_YOUR GOAL_:
Count the lines below that contain the word "evidence" and give only the number.

_DATASET RECORDS_:
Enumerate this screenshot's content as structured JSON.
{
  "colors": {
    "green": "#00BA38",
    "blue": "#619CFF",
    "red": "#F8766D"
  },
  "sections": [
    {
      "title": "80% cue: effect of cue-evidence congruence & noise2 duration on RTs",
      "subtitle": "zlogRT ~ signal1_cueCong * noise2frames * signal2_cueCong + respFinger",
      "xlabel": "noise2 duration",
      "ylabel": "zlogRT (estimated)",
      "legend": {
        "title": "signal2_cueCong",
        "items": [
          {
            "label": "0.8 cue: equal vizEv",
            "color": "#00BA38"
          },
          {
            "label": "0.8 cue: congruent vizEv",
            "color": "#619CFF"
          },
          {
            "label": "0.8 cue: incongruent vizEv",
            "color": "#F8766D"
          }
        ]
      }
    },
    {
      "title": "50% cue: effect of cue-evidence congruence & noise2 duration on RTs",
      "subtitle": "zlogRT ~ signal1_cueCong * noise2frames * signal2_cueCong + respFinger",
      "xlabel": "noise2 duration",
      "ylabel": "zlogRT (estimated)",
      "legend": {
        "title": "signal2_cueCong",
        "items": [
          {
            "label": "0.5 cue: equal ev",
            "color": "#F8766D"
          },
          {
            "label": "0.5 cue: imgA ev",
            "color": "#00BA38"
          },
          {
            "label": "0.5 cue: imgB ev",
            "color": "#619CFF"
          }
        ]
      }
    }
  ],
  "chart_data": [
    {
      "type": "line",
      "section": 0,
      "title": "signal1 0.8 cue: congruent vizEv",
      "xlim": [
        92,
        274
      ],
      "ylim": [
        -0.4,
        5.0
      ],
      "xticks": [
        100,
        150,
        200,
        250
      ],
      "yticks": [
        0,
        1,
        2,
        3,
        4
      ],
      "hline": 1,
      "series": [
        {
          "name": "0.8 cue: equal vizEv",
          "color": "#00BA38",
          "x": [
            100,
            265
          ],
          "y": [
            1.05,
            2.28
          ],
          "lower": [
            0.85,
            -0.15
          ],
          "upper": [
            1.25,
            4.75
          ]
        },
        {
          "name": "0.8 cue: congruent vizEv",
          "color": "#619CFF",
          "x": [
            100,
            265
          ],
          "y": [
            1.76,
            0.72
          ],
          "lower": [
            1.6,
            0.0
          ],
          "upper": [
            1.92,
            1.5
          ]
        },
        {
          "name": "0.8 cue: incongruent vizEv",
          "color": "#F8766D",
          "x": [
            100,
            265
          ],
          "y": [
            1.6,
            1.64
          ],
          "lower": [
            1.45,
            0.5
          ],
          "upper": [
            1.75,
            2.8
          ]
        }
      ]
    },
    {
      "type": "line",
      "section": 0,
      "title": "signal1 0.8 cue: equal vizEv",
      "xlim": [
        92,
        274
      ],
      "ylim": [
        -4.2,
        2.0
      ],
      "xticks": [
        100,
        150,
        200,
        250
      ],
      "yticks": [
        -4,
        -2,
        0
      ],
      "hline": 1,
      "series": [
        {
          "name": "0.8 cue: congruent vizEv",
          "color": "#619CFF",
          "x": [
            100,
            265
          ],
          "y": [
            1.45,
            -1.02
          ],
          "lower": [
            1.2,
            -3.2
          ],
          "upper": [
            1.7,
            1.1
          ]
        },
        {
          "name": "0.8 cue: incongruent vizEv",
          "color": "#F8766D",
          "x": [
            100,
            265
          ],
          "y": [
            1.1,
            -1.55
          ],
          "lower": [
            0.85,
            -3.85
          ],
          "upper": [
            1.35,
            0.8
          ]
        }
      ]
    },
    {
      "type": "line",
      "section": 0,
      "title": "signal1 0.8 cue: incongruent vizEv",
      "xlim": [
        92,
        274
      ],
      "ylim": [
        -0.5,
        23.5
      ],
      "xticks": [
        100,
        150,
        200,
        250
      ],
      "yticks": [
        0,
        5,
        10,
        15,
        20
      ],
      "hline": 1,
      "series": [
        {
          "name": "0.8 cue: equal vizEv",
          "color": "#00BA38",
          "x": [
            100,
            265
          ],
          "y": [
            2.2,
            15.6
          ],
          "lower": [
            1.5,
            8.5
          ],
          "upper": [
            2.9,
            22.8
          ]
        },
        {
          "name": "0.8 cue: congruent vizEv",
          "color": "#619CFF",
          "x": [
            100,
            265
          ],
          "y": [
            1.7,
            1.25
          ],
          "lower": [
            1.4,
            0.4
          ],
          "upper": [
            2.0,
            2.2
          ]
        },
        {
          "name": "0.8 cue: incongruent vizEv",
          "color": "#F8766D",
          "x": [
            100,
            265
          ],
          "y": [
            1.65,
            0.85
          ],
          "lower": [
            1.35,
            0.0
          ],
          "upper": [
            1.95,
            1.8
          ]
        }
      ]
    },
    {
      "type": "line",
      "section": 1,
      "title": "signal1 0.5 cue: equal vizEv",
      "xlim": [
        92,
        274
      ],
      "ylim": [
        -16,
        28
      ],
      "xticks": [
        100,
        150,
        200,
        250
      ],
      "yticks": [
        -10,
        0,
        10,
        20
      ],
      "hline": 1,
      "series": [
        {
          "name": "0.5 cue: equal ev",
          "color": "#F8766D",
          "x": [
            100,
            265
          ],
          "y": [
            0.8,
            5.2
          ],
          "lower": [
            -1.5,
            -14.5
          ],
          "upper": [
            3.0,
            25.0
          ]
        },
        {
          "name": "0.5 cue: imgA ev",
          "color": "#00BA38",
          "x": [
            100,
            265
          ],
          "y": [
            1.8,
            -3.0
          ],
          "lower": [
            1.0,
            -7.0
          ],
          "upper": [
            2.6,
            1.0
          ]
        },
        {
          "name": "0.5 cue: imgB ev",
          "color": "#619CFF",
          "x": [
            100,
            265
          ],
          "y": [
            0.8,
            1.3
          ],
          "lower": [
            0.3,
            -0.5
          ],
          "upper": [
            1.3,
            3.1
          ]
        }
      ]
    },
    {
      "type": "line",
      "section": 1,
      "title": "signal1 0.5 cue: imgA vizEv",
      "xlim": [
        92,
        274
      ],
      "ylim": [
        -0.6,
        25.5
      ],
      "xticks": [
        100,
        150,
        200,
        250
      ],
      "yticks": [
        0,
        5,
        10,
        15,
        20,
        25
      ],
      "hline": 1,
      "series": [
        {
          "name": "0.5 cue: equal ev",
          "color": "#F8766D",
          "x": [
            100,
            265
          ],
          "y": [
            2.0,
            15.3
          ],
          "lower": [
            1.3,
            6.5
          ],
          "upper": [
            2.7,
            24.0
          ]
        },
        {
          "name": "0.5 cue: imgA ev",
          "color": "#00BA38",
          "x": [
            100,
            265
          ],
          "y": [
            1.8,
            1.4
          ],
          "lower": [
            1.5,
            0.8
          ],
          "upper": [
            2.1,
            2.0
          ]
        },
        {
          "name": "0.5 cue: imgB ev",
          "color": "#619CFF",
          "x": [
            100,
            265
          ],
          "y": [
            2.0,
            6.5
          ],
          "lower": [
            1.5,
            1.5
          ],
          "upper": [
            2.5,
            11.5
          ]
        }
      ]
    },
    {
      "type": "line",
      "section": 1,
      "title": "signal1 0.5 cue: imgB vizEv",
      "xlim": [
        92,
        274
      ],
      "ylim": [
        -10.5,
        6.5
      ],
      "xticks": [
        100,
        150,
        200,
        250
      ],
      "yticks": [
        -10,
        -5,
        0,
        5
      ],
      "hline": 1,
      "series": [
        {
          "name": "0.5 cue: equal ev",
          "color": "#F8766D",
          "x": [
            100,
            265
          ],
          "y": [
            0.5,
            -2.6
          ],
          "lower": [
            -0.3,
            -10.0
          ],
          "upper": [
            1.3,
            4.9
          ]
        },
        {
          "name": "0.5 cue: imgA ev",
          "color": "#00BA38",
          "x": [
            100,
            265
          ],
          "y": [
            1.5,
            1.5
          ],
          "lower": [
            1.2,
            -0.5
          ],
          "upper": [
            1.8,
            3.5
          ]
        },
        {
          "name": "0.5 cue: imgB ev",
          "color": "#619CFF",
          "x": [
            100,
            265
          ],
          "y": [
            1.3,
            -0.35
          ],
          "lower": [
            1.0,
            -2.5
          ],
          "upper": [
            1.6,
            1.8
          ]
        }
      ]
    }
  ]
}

_FINISHED ANSWER_:
2